• **Problem to solve**
Within the records below, find each line that holds the string "新建变量", then copy it.

(Stored data)
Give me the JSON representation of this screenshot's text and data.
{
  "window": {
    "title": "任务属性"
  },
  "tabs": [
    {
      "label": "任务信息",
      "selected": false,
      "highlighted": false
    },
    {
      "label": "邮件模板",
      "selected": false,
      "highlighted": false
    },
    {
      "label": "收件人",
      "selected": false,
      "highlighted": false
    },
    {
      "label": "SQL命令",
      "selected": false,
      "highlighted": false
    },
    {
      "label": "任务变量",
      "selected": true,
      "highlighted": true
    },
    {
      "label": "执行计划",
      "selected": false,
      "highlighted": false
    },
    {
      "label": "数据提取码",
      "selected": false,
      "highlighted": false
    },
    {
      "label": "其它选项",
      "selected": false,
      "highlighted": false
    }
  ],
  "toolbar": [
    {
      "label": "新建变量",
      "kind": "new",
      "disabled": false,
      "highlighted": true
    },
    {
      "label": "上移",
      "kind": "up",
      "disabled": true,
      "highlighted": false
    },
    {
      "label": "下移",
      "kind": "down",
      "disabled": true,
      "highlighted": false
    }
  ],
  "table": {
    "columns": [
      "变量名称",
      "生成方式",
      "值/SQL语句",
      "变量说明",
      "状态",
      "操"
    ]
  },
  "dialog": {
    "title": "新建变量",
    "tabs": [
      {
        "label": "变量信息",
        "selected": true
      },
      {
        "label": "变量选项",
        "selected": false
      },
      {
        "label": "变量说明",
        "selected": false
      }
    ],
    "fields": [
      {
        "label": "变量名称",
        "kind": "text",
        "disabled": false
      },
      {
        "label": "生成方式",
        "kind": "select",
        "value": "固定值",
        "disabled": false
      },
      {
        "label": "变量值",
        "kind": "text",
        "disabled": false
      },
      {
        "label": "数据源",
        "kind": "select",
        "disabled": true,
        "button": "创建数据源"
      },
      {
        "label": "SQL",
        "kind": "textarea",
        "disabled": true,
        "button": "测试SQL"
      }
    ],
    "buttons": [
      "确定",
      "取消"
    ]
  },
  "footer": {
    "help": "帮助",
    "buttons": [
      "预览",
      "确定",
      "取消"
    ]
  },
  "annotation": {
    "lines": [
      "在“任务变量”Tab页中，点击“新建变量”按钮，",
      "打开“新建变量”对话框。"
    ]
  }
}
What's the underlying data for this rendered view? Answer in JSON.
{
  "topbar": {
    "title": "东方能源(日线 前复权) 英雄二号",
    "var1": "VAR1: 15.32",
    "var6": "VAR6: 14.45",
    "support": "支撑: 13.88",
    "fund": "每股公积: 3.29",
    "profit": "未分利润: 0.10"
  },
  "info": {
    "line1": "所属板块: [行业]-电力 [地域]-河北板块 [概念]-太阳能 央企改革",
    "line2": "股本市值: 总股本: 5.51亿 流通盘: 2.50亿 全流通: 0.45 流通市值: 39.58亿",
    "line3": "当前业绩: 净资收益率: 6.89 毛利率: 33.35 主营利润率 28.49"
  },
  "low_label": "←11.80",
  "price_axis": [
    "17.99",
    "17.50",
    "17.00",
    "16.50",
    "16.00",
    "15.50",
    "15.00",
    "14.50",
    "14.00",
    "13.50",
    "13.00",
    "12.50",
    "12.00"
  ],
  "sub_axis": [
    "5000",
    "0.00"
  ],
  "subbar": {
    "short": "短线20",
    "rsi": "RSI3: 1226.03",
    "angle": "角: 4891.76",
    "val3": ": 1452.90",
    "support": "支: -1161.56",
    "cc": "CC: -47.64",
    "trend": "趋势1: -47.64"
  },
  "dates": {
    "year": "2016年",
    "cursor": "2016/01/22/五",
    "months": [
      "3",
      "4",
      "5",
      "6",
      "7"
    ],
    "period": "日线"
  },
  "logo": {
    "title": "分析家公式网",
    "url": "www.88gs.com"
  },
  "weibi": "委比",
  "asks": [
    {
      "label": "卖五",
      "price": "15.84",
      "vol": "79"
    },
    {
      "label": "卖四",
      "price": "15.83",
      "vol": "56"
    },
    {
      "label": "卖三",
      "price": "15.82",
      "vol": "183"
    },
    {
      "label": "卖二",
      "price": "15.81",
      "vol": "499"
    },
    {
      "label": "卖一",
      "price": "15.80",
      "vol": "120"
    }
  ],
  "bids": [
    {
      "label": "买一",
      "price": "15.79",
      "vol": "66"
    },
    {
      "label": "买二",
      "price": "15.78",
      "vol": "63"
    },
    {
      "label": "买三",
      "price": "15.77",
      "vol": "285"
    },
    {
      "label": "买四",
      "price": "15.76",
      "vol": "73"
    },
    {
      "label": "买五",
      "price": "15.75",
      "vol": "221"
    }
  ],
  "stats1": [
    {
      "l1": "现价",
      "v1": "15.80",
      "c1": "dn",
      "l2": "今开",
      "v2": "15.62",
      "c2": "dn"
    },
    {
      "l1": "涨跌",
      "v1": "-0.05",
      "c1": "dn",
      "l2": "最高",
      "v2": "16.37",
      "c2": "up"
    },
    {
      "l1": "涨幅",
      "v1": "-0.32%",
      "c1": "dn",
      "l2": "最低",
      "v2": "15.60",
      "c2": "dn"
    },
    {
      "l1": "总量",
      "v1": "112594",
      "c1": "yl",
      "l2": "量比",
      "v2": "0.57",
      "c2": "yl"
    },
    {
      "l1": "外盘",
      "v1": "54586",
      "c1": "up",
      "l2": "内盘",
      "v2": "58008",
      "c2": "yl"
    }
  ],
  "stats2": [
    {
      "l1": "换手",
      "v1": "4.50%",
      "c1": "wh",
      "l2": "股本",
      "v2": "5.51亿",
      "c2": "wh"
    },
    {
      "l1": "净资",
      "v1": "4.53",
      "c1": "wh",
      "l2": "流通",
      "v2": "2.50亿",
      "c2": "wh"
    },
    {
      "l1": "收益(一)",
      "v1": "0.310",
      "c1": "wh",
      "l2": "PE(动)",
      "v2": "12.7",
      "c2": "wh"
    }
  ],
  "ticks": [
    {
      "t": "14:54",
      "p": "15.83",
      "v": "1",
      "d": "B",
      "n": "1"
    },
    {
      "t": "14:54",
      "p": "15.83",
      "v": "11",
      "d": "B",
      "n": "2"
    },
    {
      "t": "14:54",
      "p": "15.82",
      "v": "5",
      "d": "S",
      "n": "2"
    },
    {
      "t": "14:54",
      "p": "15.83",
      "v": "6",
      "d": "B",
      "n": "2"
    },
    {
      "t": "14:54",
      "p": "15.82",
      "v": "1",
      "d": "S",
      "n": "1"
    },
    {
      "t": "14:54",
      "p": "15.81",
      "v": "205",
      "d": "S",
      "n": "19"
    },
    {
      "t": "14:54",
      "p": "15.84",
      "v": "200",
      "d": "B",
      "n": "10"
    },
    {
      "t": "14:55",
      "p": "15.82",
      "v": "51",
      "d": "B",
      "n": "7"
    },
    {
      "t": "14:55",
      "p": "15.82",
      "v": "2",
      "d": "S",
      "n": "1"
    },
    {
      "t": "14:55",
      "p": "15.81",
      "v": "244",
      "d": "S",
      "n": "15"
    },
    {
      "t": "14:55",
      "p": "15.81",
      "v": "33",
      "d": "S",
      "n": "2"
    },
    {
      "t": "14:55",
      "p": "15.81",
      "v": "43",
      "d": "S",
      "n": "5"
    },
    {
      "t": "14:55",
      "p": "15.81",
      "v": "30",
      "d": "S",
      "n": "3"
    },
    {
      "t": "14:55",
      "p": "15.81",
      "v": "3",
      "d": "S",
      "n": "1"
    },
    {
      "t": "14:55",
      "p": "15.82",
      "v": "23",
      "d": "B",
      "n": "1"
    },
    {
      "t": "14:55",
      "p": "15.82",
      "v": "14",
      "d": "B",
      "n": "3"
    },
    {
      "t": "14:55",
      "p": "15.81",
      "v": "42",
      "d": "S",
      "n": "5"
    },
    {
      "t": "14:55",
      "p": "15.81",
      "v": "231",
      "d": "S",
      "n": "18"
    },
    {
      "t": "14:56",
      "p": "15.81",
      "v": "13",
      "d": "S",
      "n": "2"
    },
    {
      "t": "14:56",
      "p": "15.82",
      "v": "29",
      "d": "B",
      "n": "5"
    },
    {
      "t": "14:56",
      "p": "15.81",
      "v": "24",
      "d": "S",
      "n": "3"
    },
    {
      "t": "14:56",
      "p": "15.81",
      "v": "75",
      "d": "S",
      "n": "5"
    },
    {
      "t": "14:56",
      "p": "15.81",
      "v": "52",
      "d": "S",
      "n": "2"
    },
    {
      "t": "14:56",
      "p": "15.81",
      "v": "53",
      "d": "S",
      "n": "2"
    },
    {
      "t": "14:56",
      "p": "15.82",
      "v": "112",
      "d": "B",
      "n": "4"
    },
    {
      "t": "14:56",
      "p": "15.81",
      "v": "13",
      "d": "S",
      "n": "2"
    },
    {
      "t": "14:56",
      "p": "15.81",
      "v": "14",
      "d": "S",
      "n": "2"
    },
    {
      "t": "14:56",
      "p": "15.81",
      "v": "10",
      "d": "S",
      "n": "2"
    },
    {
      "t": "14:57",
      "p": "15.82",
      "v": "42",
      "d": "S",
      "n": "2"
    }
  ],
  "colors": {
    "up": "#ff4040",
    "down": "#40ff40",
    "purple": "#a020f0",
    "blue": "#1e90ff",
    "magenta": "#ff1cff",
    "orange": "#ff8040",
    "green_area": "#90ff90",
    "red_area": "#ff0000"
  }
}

• **Correct answer**
      "label": "新建变量",
    "title": "新建变量",
      "在“任务变量”Tab页中，点击“新建变量”按钮，",
      "打开“新建变量”对话框。"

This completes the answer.